Aim of the task:
Exactly as they appear, output all of the entries.

Stored records:
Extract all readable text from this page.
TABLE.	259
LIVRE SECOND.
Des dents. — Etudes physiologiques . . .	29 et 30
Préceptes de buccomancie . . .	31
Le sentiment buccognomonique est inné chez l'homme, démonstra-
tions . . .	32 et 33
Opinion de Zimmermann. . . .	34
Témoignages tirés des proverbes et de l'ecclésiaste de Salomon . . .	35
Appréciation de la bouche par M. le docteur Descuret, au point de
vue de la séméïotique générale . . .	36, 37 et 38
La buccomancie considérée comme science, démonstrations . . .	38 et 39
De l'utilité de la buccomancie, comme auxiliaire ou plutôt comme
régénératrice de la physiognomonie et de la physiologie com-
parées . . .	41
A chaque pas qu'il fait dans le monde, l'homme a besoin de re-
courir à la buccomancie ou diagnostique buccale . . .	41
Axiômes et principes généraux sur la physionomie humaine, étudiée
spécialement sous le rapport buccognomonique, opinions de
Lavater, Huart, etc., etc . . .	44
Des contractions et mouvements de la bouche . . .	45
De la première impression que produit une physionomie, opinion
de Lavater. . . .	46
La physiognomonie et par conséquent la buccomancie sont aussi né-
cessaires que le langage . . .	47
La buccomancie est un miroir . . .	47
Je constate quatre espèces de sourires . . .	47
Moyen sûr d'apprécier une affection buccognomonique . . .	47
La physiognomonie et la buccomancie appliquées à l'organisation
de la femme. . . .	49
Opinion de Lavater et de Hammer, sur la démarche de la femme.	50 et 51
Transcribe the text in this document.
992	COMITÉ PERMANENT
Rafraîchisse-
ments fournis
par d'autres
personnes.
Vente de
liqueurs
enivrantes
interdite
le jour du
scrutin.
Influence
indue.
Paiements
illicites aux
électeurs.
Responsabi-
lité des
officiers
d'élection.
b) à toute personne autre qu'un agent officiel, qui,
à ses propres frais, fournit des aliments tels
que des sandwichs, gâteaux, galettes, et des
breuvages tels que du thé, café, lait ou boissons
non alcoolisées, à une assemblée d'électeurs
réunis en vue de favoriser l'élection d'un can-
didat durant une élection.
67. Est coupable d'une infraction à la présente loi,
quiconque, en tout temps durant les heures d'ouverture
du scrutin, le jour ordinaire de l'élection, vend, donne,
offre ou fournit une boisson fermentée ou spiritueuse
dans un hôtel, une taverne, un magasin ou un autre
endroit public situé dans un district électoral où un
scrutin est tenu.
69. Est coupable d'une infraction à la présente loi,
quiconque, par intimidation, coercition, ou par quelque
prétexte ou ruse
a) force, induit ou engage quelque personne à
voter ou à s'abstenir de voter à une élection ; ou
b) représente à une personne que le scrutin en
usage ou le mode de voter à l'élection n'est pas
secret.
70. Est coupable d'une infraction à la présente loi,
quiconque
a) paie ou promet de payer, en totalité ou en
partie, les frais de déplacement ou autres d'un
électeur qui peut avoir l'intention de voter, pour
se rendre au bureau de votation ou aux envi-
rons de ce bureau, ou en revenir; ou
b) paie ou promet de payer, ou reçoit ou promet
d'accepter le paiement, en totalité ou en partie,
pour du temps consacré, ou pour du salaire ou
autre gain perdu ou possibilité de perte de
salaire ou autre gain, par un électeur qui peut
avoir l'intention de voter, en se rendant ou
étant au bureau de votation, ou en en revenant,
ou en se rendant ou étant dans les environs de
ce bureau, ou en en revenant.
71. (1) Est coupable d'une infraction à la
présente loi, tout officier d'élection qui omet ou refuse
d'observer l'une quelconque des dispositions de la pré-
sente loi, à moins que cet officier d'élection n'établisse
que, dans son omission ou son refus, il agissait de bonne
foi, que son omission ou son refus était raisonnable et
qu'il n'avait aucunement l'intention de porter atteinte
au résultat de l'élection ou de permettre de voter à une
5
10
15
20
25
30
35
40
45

Answer for the task:
Extract all readable text from this page.
TABLE.	259
LIVRE SECOND.
Des dents. — Etudes physiologiques . . .	29 et 30
Préceptes de buccomancie . . .	31
Le sentiment buccognomonique est inné chez l'homme, démonstra-
tions . . .	32 et 33
Opinion de Zimmermann. . . .	34
Témoignages tirés des proverbes et de l'ecclésiaste de Salomon . . .	35
Appréciation de la bouche par M. le docteur Descuret, au point de
vue de la séméïotique générale . . .	36, 37 et 38
La buccomancie considérée comme science, démonstrations . . .	38 et 39
De l'utilité de la buccomancie, comme auxiliaire ou plutôt comme
régénératrice de la physiognomonie et de la physiologie com-
parées . . .	41
A chaque pas qu'il fait dans le monde, l'homme a besoin de re-
courir à la buccomancie ou diagnostique buccale . . .	41
Axiômes et principes généraux sur la physionomie humaine, étudiée
spécialement sous le rapport buccognomonique, opinions de
Lavater, Huart, etc., etc . . .	44
Des contractions et mouvements de la bouche . . .	45
De la première impression que produit une physionomie, opinion
de Lavater. . . .	46
La physiognomonie et par conséquent la buccomancie sont aussi né-
cessaires que le langage . . .	47
La buccomancie est un miroir . . .	47
Je constate quatre espèces de sourires . . .	47
Moyen sûr d'apprécier une affection buccognomonique . . .	47
La physiognomonie et la buccomancie appliquées à l'organisation
de la femme. . . .	49
Opinion de Lavater et de Hammer, sur la démarche de la femme.	50 et 51
Transcribe the text in this document.
992	COMITÉ PERMANENT
Rafraîchisse-
ments fournis
par d'autres
personnes.
Vente de
liqueurs
enivrantes
interdite
le jour du
scrutin.
Influence
indue.
Paiements
illicites aux
électeurs.
Responsabi-
lité des
officiers
d'élection.
b) à toute personne autre qu'un agent officiel, qui,
à ses propres frais, fournit des aliments tels
que des sandwichs, gâteaux, galettes, et des
breuvages tels que du thé, café, lait ou boissons
non alcoolisées, à une assemblée d'électeurs
réunis en vue de favoriser l'élection d'un can-
didat durant une élection.
67. Est coupable d'une infraction à la présente loi,
quiconque, en tout temps durant les heures d'ouverture
du scrutin, le jour ordinaire de l'élection, vend, donne,
offre ou fournit une boisson fermentée ou spiritueuse
dans un hôtel, une taverne, un magasin ou un autre
endroit public situé dans un district électoral où un
scrutin est tenu.
69. Est coupable d'une infraction à la présente loi,
quiconque, par intimidation, coercition, ou par quelque
prétexte ou ruse
a) force, induit ou engage quelque personne à
voter ou à s'abstenir de voter à une élection ; ou
b) représente à une personne que le scrutin en
usage ou le mode de voter à l'élection n'est pas
secret.
70. Est coupable d'une infraction à la présente loi,
quiconque
a) paie ou promet de payer, en totalité ou en
partie, les frais de déplacement ou autres d'un
électeur qui peut avoir l'intention de voter, pour
se rendre au bureau de votation ou aux envi-
rons de ce bureau, ou en revenir; ou
b) paie ou promet de payer, ou reçoit ou promet
d'accepter le paiement, en totalité ou en partie,
pour du temps consacré, ou pour du salaire ou
autre gain perdu ou possibilité de perte de
salaire ou autre gain, par un électeur qui peut
avoir l'intention de voter, en se rendant ou
étant au bureau de votation, ou en en revenant,
ou en se rendant ou étant dans les environs de
ce bureau, ou en en revenant.
71. (1) Est coupable d'une infraction à la
présente loi, tout officier d'élection qui omet ou refuse
d'observer l'une quelconque des dispositions de la pré-
sente loi, à moins que cet officier d'élection n'établisse
que, dans son omission ou son refus, il agissait de bonne
foi, que son omission ou son refus était raisonnable et
qu'il n'avait aucunement l'intention de porter atteinte
au résultat de l'élection ou de permettre de voter à une
5
10
15
20
25
30
35
40
45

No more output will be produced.